Take the entries below and print all of them exactly, please.

[Start Material to process]

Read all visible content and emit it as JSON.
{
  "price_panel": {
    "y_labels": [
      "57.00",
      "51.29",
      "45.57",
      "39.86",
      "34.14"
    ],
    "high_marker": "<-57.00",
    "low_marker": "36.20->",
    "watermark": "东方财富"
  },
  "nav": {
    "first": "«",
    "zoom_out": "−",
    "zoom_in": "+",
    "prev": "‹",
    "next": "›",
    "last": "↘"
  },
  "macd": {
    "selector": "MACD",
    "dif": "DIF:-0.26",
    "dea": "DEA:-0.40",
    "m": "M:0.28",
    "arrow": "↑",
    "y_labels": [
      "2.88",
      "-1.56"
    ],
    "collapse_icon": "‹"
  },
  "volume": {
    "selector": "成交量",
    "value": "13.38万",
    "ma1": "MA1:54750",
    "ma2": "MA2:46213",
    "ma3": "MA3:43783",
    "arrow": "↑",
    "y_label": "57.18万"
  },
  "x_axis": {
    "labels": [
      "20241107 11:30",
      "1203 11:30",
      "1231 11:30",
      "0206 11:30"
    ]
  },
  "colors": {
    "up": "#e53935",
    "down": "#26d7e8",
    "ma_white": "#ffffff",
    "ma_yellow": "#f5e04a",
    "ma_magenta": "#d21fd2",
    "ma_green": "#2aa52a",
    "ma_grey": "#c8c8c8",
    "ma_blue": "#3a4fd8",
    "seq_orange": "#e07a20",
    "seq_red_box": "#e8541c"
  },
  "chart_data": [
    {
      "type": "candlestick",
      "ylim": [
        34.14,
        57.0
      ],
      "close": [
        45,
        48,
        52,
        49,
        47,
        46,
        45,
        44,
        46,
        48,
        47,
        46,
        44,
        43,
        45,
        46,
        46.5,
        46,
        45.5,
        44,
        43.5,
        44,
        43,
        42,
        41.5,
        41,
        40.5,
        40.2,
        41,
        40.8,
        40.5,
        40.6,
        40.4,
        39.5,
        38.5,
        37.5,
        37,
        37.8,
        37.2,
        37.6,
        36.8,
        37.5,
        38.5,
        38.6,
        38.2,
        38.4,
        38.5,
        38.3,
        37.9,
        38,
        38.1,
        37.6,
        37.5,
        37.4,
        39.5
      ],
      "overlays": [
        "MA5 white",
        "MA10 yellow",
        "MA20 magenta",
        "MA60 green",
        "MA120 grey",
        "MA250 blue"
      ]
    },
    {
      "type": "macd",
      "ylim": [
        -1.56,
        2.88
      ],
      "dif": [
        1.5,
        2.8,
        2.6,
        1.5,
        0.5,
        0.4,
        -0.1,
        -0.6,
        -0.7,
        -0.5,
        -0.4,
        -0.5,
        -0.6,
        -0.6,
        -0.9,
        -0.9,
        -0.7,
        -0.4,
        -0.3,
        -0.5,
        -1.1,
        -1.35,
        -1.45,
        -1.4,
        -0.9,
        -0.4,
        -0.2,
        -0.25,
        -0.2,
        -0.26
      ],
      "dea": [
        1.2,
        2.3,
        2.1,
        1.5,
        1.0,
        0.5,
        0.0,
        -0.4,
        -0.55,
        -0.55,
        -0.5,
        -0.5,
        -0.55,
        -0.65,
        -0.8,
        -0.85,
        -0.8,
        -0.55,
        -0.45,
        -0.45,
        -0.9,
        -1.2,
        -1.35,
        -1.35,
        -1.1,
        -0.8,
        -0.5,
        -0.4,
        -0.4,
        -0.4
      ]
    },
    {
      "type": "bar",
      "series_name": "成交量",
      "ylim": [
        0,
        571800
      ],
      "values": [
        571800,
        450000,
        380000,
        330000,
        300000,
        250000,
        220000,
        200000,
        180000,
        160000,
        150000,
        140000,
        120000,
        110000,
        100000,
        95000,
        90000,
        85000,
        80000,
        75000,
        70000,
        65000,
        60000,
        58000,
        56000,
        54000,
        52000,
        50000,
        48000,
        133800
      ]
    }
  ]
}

[End Material to process]

▶ **Task solution**:
Read all visible content and emit it as JSON.
{
  "price_panel": {
    "y_labels": [
      "57.00",
      "51.29",
      "45.57",
      "39.86",
      "34.14"
    ],
    "high_marker": "<-57.00",
    "low_marker": "36.20->",
    "watermark": "东方财富"
  },
  "nav": {
    "first": "«",
    "zoom_out": "−",
    "zoom_in": "+",
    "prev": "‹",
    "next": "›",
    "last": "↘"
  },
  "macd": {
    "selector": "MACD",
    "dif": "DIF:-0.26",
    "dea": "DEA:-0.40",
    "m": "M:0.28",
    "arrow": "↑",
    "y_labels": [
      "2.88",
      "-1.56"
    ],
    "collapse_icon": "‹"
  },
  "volume": {
    "selector": "成交量",
    "value": "13.38万",
    "ma1": "MA1:54750",
    "ma2": "MA2:46213",
    "ma3": "MA3:43783",
    "arrow": "↑",
    "y_label": "57.18万"
  },
  "x_axis": {
    "labels": [
      "20241107 11:30",
      "1203 11:30",
      "1231 11:30",
      "0206 11:30"
    ]
  },
  "colors": {
    "up": "#e53935",
    "down": "#26d7e8",
    "ma_white": "#ffffff",
    "ma_yellow": "#f5e04a",
    "ma_magenta": "#d21fd2",
    "ma_green": "#2aa52a",
    "ma_grey": "#c8c8c8",
    "ma_blue": "#3a4fd8",
    "seq_orange": "#e07a20",
    "seq_red_box": "#e8541c"
  },
  "chart_data": [
    {
      "type": "candlestick",
      "ylim": [
        34.14,
        57.0
      ],
      "close": [
        45,
        48,
        52,
        49,
        47,
        46,
        45,
        44,
        46,
        48,
        47,
        46,
        44,
        43,
        45,
        46,
        46.5,
        46,
        45.5,
        44,
        43.5,
        44,
        43,
        42,
        41.5,
        41,
        40.5,
        40.2,
        41,
        40.8,
        40.5,
        40.6,
        40.4,
        39.5,
        38.5,
        37.5,
        37,
        37.8,
        37.2,
        37.6,
        36.8,
        37.5,
        38.5,
        38.6,
        38.2,
        38.4,
        38.5,
        38.3,
        37.9,
        38,
        38.1,
        37.6,
        37.5,
        37.4,
        39.5
      ],
      "overlays": [
        "MA5 white",
        "MA10 yellow",
        "MA20 magenta",
        "MA60 green",
        "MA120 grey",
        "MA250 blue"
      ]
    },
    {
      "type": "macd",
      "ylim": [
        -1.56,
        2.88
      ],
      "dif": [
        1.5,
        2.8,
        2.6,
        1.5,
        0.5,
        0.4,
        -0.1,
        -0.6,
        -0.7,
        -0.5,
        -0.4,
        -0.5,
        -0.6,
        -0.6,
        -0.9,
        -0.9,
        -0.7,
        -0.4,
        -0.3,
        -0.5,
        -1.1,
        -1.35,
        -1.45,
        -1.4,
        -0.9,
        -0.4,
        -0.2,
        -0.25,
        -0.2,
        -0.26
      ],
      "dea": [
        1.2,
        2.3,
        2.1,
        1.5,
        1.0,
        0.5,
        0.0,
        -0.4,
        -0.55,
        -0.55,
        -0.5,
        -0.5,
        -0.55,
        -0.65,
        -0.8,
        -0.85,
        -0.8,
        -0.55,
        -0.45,
        -0.45,
        -0.9,
        -1.2,
        -1.35,
        -1.35,
        -1.1,
        -0.8,
        -0.5,
        -0.4,
        -0.4,
        -0.4
      ]
    },
    {
      "type": "bar",
      "series_name": "成交量",
      "ylim": [
        0,
        571800
      ],
      "values": [
        571800,
        450000,
        380000,
        330000,
        300000,
        250000,
        220000,
        200000,
        180000,
        160000,
        150000,
        140000,
        120000,
        110000,
        100000,
        95000,
        90000,
        85000,
        80000,
        75000,
        70000,
        65000,
        60000,
        58000,
        56000,
        54000,
        52000,
        50000,
        48000,
        133800
      ]
    }
  ]
}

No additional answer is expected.